__GIVEN TASK__.
Pictures within the data are to be left out; everything else must be reproduced exactly.
=-=-=-=-=
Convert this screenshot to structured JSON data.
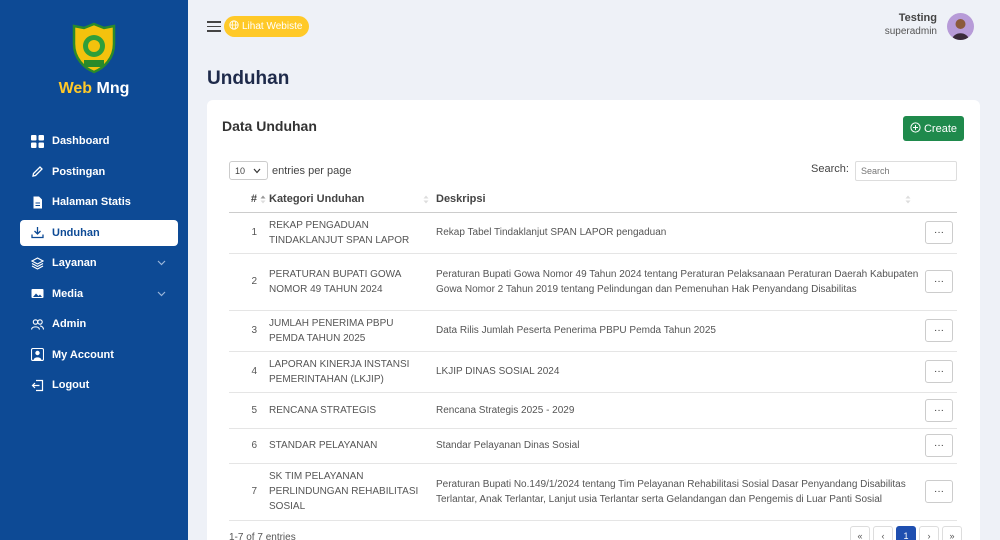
{
  "sidebar": {
    "brand_part1": "Web",
    "brand_part2": "Mng",
    "logo_text": "GOWA",
    "items": [
      {
        "label": "Dashboard"
      },
      {
        "label": "Postingan"
      },
      {
        "label": "Halaman Statis"
      },
      {
        "label": "Unduhan"
      },
      {
        "label": "Layanan"
      },
      {
        "label": "Media"
      },
      {
        "label": "Admin"
      },
      {
        "label": "My Account"
      },
      {
        "label": "Logout"
      }
    ]
  },
  "topbar": {
    "website_button": "Lihat Webiste",
    "user_name": "Testing",
    "user_role": "superadmin"
  },
  "page": {
    "title": "Unduhan"
  },
  "card": {
    "title": "Data Unduhan",
    "create_label": "Create"
  },
  "table_controls": {
    "length_value": "10",
    "length_suffix": "entries per page",
    "search_label": "Search:",
    "search_placeholder": "Search"
  },
  "table": {
    "headers": [
      "#",
      "Kategori Unduhan",
      "Deskripsi"
    ],
    "action_label": "···",
    "rows": [
      {
        "no": "1",
        "kategori": "REKAP PENGADUAN TINDAKLANJUT SPAN LAPOR",
        "deskripsi": "Rekap Tabel Tindaklanjut SPAN LAPOR pengaduan"
      },
      {
        "no": "2",
        "kategori": "PERATURAN BUPATI GOWA NOMOR 49 TAHUN 2024",
        "deskripsi": "Peraturan Bupati Gowa Nomor 49 Tahun 2024 tentang Peraturan Pelaksanaan Peraturan Daerah Kabupaten Gowa Nomor 2 Tahun 2019 tentang Pelindungan dan Pemenuhan Hak Penyandang Disabilitas"
      },
      {
        "no": "3",
        "kategori": "JUMLAH PENERIMA PBPU PEMDA TAHUN 2025",
        "deskripsi": "Data Rilis Jumlah Peserta Penerima PBPU Pemda Tahun 2025"
      },
      {
        "no": "4",
        "kategori": "LAPORAN KINERJA INSTANSI PEMERINTAHAN (LKJIP)",
        "deskripsi": "LKJIP DINAS SOSIAL 2024"
      },
      {
        "no": "5",
        "kategori": "RENCANA STRATEGIS",
        "deskripsi": "Rencana Strategis 2025 - 2029"
      },
      {
        "no": "6",
        "kategori": "STANDAR PELAYANAN",
        "deskripsi": "Standar Pelayanan Dinas Sosial"
      },
      {
        "no": "7",
        "kategori": "SK TIM PELAYANAN PERLINDUNGAN REHABILITASI SOSIAL",
        "deskripsi": "Peraturan Bupati No.149/1/2024 tentang Tim Pelayanan Rehabilitasi Sosial Dasar Penyandang Disabilitas Terlantar, Anak Terlantar, Lanjut usia Terlantar serta Gelandangan dan Pengemis di Luar Panti Sosial"
      }
    ]
  },
  "footer": {
    "info": "1-7 of 7 entries",
    "pages": [
      "«",
      "‹",
      "1",
      "›",
      "»"
    ],
    "current_page": "1"
  },
  "colors": {
    "sidebar": "#0d4a95",
    "brand_accent": "#ffc928",
    "create_button": "#1f8a4c",
    "pager_active": "#1f4fb0"
  }
}
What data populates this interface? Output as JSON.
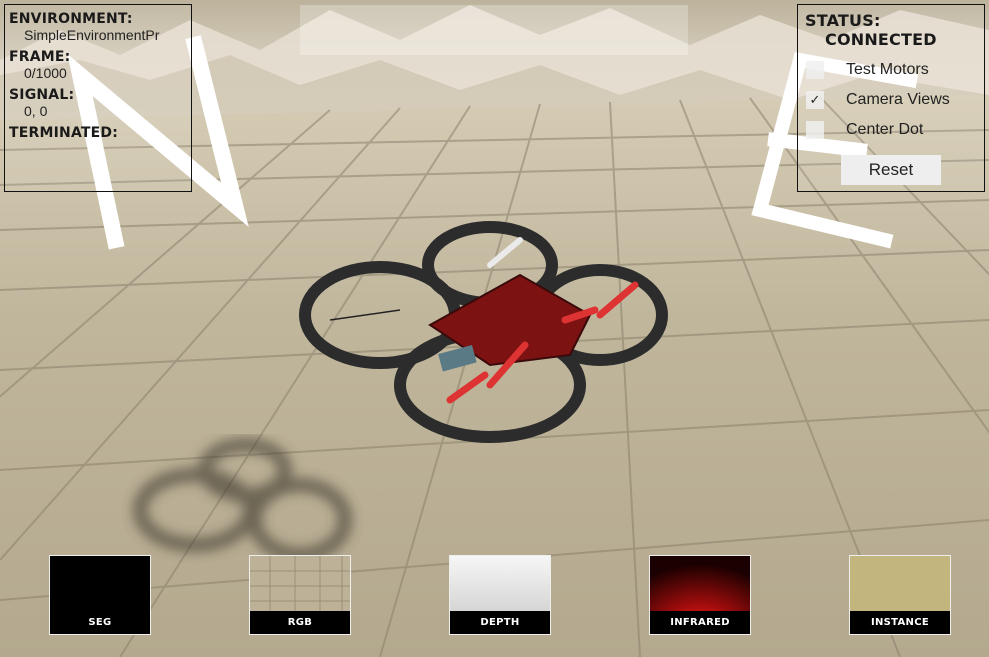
=-=-=-=-=
__FINISHED TASK__.
Convert this screenshot to structured JSON data.
{
  "sidebar": {
    "brand_part1": "Web",
    "brand_part2": "Mng",
    "logo_text": "GOWA",
    "items": [
      {
        "label": "Dashboard"
      },
      {
        "label": "Postingan"
      },
      {
        "label": "Halaman Statis"
      },
      {
        "label": "Unduhan"
      },
      {
        "label": "Layanan"
      },
      {
        "label": "Media"
      },
      {
        "label": "Admin"
      },
      {
        "label": "My Account"
      },
      {
        "label": "Logout"
      }
    ]
  },
  "topbar": {
    "website_button": "Lihat Webiste",
    "user_name": "Testing",
    "user_role": "superadmin"
  },
  "page": {
    "title": "Unduhan"
  },
  "card": {
    "title": "Data Unduhan",
    "create_label": "Create"
  },
  "table_controls": {
    "length_value": "10",
    "length_suffix": "entries per page",
    "search_label": "Search:",
    "search_placeholder": "Search"
  },
  "table": {
    "headers": [
      "#",
      "Kategori Unduhan",
      "Deskripsi"
    ],
    "action_label": "···",
    "rows": [
      {
        "no": "1",
        "kategori": "REKAP PENGADUAN TINDAKLANJUT SPAN LAPOR",
        "deskripsi": "Rekap Tabel Tindaklanjut SPAN LAPOR pengaduan"
      },
      {
        "no": "2",
        "kategori": "PERATURAN BUPATI GOWA NOMOR 49 TAHUN 2024",
        "deskripsi": "Peraturan Bupati Gowa Nomor 49 Tahun 2024 tentang Peraturan Pelaksanaan Peraturan Daerah Kabupaten Gowa Nomor 2 Tahun 2019 tentang Pelindungan dan Pemenuhan Hak Penyandang Disabilitas"
      },
      {
        "no": "3",
        "kategori": "JUMLAH PENERIMA PBPU PEMDA TAHUN 2025",
        "deskripsi": "Data Rilis Jumlah Peserta Penerima PBPU Pemda Tahun 2025"
      },
      {
        "no": "4",
        "kategori": "LAPORAN KINERJA INSTANSI PEMERINTAHAN (LKJIP)",
        "deskripsi": "LKJIP DINAS SOSIAL 2024"
      },
      {
        "no": "5",
        "kategori": "RENCANA STRATEGIS",
        "deskripsi": "Rencana Strategis 2025 - 2029"
      },
      {
        "no": "6",
        "kategori": "STANDAR PELAYANAN",
        "deskripsi": "Standar Pelayanan Dinas Sosial"
      },
      {
        "no": "7",
        "kategori": "SK TIM PELAYANAN PERLINDUNGAN REHABILITASI SOSIAL",
        "deskripsi": "Peraturan Bupati No.149/1/2024 tentang Tim Pelayanan Rehabilitasi Sosial Dasar Penyandang Disabilitas Terlantar, Anak Terlantar, Lanjut usia Terlantar serta Gelandangan dan Pengemis di Luar Panti Sosial"
      }
    ]
  },
  "footer": {
    "info": "1-7 of 7 entries",
    "pages": [
      "«",
      "‹",
      "1",
      "›",
      "»"
    ],
    "current_page": "1"
  },
  "colors": {
    "sidebar": "#0d4a95",
    "brand_accent": "#ffc928",
    "create_button": "#1f8a4c",
    "pager_active": "#1f4fb0"
  }
}
What data populates this interface? Output as JSON.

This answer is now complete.